→ WORK TO DO
Locate every line below that contains the word "background" and copy it.

*** PROVIDED RECORDS ***

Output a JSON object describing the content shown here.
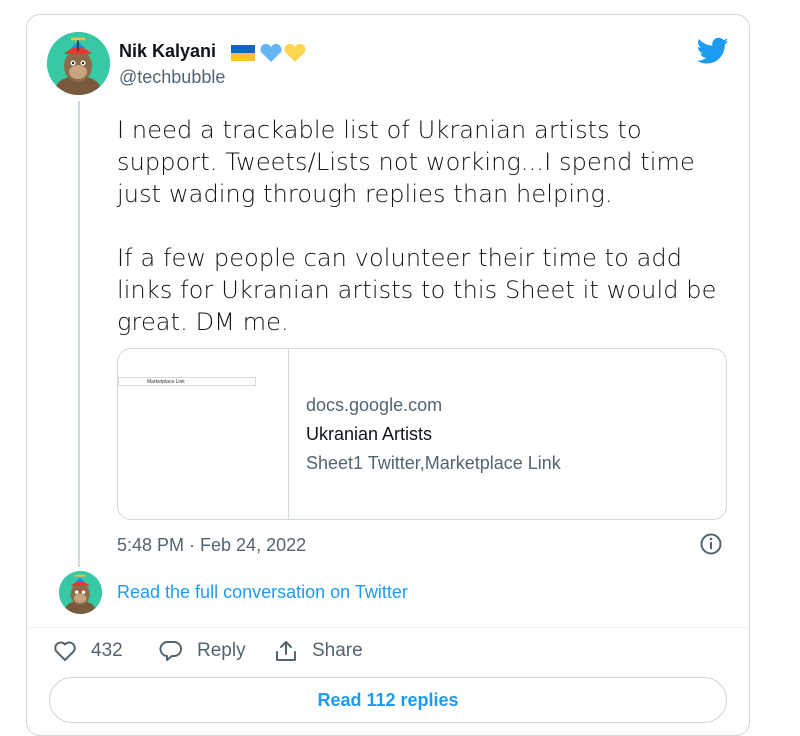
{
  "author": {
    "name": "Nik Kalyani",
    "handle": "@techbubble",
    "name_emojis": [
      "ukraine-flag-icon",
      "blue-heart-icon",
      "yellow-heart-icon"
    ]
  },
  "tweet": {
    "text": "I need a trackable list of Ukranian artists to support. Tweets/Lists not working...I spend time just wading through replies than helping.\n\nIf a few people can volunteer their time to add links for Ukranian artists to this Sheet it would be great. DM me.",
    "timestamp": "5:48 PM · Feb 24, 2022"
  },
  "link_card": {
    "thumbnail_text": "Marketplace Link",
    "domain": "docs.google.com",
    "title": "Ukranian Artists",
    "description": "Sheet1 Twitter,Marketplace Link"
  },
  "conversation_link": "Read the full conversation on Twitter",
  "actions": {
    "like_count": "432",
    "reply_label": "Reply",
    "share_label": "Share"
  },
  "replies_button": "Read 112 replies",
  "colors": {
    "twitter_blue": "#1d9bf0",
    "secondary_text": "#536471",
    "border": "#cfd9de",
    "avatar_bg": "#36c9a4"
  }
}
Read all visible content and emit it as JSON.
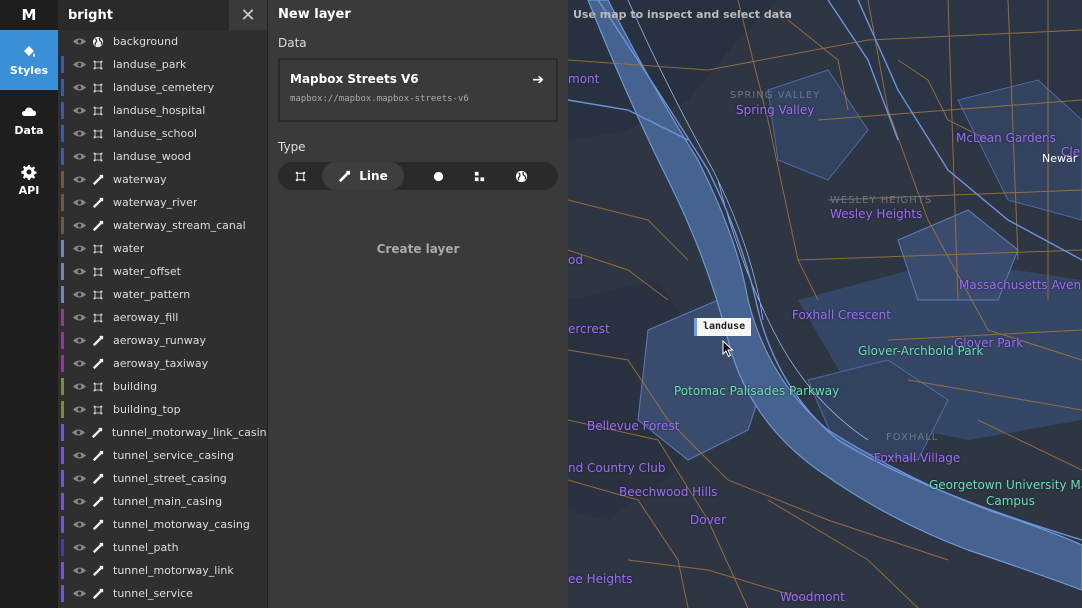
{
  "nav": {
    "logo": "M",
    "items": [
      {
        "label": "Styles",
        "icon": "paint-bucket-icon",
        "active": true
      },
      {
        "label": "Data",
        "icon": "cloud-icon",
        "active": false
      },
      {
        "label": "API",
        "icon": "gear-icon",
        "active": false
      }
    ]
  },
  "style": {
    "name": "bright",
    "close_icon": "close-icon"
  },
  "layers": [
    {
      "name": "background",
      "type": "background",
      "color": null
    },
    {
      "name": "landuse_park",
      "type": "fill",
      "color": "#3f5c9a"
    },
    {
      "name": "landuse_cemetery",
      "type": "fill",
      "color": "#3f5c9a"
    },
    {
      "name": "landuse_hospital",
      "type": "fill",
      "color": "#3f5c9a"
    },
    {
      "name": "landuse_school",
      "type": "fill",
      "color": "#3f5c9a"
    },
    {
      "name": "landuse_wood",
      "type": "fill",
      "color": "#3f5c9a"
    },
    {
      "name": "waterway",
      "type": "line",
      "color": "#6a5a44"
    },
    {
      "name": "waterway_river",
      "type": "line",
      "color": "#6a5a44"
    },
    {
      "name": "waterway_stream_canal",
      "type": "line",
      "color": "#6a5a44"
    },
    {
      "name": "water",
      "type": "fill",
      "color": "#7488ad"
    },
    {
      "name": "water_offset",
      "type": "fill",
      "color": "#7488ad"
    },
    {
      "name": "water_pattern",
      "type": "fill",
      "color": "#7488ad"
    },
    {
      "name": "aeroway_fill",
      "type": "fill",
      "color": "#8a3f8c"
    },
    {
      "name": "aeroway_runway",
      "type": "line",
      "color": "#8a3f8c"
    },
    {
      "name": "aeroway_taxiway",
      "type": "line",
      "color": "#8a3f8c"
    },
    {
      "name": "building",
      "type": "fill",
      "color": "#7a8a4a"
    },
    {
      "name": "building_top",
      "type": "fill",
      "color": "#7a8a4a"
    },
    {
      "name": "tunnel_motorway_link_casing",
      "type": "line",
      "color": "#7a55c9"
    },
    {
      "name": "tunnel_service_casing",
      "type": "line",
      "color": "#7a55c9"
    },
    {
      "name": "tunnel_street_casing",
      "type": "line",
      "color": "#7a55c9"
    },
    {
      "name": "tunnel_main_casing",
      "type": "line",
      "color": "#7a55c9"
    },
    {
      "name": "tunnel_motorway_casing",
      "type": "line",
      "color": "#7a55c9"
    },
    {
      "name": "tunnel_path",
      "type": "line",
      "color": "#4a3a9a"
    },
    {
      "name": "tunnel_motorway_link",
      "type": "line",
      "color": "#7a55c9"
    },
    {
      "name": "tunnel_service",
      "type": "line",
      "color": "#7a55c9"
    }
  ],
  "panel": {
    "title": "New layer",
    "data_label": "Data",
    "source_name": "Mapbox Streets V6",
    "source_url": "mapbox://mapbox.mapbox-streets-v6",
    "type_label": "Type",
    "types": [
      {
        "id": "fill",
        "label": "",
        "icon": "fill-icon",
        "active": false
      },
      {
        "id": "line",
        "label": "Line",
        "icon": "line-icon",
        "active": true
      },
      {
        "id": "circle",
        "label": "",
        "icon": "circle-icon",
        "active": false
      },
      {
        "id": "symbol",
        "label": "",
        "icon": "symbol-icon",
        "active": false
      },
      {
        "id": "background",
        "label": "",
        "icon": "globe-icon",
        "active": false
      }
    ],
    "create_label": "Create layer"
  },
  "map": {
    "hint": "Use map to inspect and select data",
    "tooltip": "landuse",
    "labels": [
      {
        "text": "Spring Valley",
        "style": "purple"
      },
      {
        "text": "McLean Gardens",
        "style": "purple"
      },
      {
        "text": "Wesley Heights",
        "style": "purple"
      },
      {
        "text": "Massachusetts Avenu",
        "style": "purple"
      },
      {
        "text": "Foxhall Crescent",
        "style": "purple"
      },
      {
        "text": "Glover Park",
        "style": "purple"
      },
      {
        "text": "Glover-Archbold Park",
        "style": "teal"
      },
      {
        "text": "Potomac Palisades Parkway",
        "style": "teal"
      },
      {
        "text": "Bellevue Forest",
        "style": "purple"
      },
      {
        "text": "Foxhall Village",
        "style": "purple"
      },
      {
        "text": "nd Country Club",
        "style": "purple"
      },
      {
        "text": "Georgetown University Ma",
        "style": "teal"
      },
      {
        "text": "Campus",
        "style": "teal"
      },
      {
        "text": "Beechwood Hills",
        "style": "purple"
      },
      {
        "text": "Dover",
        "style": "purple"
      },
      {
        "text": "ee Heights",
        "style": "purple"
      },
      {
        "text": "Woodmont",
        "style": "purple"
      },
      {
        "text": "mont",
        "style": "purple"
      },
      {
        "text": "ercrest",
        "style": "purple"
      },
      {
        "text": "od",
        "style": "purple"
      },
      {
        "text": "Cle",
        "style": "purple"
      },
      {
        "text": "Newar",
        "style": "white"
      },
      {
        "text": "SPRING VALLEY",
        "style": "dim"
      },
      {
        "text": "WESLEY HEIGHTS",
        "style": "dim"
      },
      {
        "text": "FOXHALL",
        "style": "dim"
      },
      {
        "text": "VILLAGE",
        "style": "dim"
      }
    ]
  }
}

***
*** PROVIDED RECORDS ***

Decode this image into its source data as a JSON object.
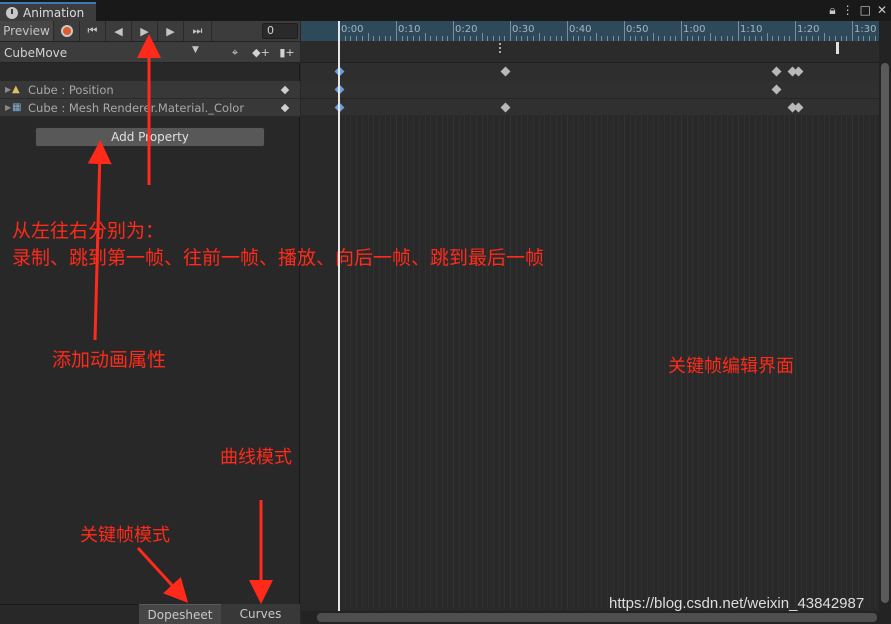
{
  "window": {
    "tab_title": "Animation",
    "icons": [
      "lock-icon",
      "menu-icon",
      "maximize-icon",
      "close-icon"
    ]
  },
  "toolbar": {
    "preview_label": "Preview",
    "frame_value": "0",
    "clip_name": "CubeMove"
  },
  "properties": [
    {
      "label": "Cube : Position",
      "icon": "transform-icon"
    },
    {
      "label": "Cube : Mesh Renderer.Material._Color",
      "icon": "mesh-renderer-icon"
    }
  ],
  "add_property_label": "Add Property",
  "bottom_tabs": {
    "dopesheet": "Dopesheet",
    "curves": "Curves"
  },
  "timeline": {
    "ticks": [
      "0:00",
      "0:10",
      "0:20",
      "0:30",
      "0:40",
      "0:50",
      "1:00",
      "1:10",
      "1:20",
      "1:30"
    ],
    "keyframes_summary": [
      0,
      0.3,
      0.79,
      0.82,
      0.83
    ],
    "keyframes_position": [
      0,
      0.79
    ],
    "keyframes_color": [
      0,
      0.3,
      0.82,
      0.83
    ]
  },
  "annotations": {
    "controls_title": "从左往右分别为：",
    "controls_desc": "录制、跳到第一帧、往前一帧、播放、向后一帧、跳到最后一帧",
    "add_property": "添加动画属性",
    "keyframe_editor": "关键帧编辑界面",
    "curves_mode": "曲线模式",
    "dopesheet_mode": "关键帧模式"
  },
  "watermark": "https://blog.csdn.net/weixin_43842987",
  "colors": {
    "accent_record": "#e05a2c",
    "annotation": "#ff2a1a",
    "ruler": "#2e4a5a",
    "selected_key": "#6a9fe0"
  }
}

***

→ RESPONSE TO THIS TASK
      "name": "background",
      "type": "background",
        "id": "background",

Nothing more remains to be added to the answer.